## Task prompt
Read through the data and report every line in which the word "État" occurs.

══ Data listing ══

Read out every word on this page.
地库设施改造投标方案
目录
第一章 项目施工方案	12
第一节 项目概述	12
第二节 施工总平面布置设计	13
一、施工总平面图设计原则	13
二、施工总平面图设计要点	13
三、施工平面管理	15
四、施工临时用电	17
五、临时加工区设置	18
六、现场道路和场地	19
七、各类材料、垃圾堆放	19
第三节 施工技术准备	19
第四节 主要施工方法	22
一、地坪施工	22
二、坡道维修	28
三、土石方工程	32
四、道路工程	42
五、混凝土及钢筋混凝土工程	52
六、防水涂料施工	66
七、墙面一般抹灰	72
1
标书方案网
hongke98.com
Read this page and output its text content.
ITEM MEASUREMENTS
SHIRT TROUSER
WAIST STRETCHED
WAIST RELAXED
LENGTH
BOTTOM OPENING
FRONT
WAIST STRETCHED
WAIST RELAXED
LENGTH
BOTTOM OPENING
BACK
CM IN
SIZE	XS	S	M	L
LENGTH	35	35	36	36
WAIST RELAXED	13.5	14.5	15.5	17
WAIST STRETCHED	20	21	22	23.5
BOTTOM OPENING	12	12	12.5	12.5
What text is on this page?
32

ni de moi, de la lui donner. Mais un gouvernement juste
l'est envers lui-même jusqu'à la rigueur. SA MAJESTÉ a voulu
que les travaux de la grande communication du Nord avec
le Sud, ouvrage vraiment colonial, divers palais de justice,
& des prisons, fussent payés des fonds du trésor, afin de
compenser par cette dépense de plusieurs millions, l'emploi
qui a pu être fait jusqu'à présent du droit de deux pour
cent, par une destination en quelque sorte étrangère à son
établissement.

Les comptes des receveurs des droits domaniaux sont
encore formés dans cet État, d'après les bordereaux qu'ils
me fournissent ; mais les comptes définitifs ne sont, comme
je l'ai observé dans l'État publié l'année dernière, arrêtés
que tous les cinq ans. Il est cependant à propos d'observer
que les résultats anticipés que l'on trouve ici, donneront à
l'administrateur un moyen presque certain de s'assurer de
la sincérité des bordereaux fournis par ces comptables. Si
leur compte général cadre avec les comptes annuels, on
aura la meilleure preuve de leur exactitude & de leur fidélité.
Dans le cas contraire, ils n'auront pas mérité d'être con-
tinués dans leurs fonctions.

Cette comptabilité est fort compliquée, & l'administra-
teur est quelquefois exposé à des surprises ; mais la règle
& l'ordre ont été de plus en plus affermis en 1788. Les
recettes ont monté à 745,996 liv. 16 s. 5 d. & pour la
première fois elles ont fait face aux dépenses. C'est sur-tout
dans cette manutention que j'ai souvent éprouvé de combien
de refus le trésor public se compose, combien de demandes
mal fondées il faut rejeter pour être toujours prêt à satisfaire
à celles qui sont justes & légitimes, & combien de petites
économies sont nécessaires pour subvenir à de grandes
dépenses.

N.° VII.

═══

## Result
encore formés dans cet État, d'après les bordereaux qu'ils
je l'ai observé dans l'État publié l'année dernière, arrêtés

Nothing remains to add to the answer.